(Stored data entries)
▶

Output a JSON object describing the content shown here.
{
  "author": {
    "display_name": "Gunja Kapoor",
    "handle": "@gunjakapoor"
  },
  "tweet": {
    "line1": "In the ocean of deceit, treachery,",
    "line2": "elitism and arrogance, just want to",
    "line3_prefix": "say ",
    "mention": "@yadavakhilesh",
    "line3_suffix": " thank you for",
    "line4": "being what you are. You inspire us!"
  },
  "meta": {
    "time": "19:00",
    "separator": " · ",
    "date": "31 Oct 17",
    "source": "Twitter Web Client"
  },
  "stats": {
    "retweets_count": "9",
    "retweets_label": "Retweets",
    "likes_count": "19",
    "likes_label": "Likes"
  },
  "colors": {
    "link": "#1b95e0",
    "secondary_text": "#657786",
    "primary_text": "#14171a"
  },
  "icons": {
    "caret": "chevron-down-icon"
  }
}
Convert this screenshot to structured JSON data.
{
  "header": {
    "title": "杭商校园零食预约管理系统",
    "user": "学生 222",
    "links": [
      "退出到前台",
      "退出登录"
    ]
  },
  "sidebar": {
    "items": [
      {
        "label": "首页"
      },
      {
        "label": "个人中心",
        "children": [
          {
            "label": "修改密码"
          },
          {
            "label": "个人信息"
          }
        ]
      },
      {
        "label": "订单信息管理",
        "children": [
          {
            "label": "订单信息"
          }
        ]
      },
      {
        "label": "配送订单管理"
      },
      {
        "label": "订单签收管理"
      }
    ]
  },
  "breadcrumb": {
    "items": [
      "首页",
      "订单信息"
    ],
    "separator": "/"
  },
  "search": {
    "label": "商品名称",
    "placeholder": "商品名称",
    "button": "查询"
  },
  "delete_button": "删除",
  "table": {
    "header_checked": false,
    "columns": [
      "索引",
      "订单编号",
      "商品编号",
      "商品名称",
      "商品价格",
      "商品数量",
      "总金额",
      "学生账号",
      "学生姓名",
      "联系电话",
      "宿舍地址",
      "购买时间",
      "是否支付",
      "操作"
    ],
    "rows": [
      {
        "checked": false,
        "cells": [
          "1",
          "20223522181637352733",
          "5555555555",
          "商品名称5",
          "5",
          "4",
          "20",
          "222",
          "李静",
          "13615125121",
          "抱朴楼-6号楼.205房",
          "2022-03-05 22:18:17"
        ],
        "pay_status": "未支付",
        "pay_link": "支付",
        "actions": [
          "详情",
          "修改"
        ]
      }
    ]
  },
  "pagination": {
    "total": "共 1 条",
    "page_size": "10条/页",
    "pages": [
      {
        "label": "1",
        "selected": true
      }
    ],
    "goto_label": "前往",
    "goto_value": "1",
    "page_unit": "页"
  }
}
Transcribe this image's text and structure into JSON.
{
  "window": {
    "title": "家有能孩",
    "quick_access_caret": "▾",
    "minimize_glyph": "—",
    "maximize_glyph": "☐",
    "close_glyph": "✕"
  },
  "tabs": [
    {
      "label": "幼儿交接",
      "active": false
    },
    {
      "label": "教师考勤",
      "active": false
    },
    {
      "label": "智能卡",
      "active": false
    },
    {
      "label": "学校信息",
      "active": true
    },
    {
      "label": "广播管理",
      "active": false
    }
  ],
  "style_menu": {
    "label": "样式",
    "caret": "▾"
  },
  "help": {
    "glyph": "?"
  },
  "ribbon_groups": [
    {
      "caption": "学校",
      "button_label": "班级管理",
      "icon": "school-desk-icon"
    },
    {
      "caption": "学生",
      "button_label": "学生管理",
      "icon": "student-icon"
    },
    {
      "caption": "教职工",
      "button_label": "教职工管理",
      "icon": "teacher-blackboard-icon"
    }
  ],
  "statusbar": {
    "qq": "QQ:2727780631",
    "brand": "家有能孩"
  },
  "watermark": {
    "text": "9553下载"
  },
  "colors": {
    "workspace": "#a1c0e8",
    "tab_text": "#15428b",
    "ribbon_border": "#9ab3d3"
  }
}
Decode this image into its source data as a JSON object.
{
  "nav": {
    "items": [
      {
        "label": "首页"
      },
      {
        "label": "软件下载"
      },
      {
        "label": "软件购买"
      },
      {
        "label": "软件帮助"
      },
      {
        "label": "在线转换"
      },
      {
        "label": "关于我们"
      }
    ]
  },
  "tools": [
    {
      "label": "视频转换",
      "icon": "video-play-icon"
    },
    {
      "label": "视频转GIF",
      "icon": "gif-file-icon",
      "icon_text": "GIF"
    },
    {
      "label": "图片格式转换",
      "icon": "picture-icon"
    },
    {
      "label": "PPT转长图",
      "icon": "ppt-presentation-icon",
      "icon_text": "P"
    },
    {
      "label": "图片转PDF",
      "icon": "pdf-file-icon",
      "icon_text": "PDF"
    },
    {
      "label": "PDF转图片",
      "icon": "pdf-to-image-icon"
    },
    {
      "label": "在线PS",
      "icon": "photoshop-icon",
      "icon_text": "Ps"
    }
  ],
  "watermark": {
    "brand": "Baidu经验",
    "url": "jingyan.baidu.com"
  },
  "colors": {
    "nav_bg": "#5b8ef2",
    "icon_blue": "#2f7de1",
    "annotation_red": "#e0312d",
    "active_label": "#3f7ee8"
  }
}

◀

__Task statement__
Using the records above, list each line that includes "file".

__Worked answer__
      "icon": "gif-file-icon",
      "icon": "pdf-file-icon",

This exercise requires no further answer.